_DIRECTIVE:_ Every line below is to be quoted exactly, with nothing added or dropped.

--- DATASET ENTRIES ---

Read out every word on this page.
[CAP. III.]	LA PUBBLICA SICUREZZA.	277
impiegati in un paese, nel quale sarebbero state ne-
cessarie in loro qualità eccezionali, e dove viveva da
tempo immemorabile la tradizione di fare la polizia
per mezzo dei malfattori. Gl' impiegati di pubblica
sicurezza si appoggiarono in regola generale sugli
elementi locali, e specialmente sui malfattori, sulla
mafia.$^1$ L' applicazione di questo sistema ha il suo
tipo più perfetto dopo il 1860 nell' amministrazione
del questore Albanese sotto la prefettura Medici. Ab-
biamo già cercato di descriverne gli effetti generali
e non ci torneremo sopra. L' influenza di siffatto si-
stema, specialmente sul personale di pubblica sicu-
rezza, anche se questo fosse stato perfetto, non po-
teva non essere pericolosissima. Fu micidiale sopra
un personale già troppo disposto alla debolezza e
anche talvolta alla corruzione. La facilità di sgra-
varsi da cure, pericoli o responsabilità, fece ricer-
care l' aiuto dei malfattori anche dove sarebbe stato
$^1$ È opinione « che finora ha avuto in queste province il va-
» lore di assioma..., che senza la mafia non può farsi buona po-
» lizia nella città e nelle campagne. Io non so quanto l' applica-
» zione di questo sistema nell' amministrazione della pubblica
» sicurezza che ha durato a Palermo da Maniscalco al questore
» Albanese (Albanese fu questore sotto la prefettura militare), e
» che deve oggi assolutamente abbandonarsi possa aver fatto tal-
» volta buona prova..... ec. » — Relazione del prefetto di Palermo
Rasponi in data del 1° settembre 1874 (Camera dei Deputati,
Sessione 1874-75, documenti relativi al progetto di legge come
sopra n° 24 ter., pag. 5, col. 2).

---

_ANSWER FOR THIS EXERCISE:_
Read out every word on this page.
[CAP. III.]	LA PUBBLICA SICUREZZA.	277
impiegati in un paese, nel quale sarebbero state ne-
cessarie in loro qualità eccezionali, e dove viveva da
tempo immemorabile la tradizione di fare la polizia
per mezzo dei malfattori. Gl' impiegati di pubblica
sicurezza si appoggiarono in regola generale sugli
elementi locali, e specialmente sui malfattori, sulla
mafia.$^1$ L' applicazione di questo sistema ha il suo
tipo più perfetto dopo il 1860 nell' amministrazione
del questore Albanese sotto la prefettura Medici. Ab-
biamo già cercato di descriverne gli effetti generali
e non ci torneremo sopra. L' influenza di siffatto si-
stema, specialmente sul personale di pubblica sicu-
rezza, anche se questo fosse stato perfetto, non po-
teva non essere pericolosissima. Fu micidiale sopra
un personale già troppo disposto alla debolezza e
anche talvolta alla corruzione. La facilità di sgra-
varsi da cure, pericoli o responsabilità, fece ricer-
care l' aiuto dei malfattori anche dove sarebbe stato
$^1$ È opinione « che finora ha avuto in queste province il va-
» lore di assioma..., che senza la mafia non può farsi buona po-
» lizia nella città e nelle campagne. Io non so quanto l' applica-
» zione di questo sistema nell' amministrazione della pubblica
» sicurezza che ha durato a Palermo da Maniscalco al questore
» Albanese (Albanese fu questore sotto la prefettura militare), e
» che deve oggi assolutamente abbandonarsi possa aver fatto tal-
» volta buona prova..... ec. » — Relazione del prefetto di Palermo
Rasponi in data del 1° settembre 1874 (Camera dei Deputati,
Sessione 1874-75, documenti relativi al progetto di legge come
sopra n° 24 ter., pag. 5, col. 2).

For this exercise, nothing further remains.